## Your goal
Below are the records; collect from them each line containing the string "information".

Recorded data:
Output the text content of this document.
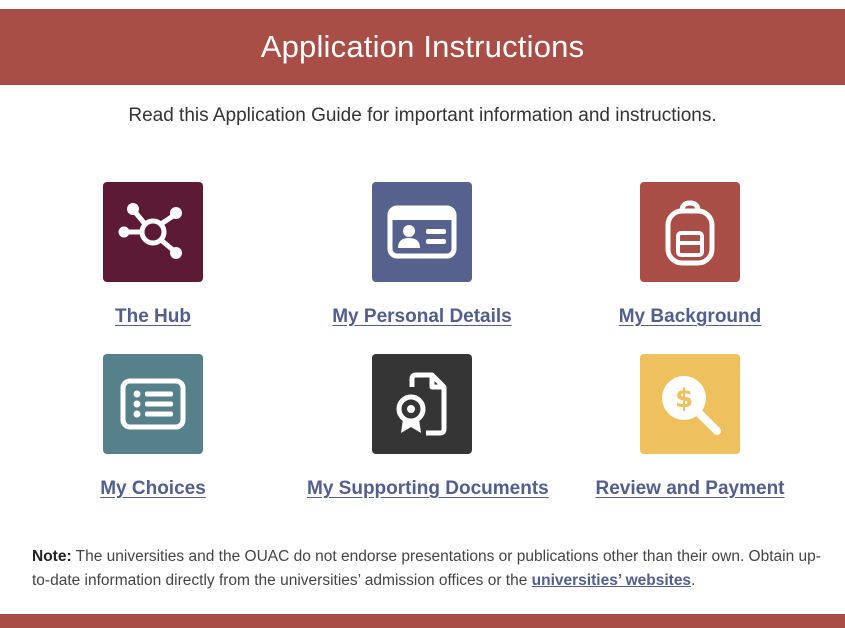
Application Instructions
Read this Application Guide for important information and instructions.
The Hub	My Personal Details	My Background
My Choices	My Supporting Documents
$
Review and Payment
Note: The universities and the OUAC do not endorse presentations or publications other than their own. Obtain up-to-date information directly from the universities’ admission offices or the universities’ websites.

## Result below
Read this Application Guide for important information and instructions.
Note: The universities and the OUAC do not endorse presentations or publications other than their own. Obtain up-to-date information directly from the universities’ admission offices or the universities’ websites.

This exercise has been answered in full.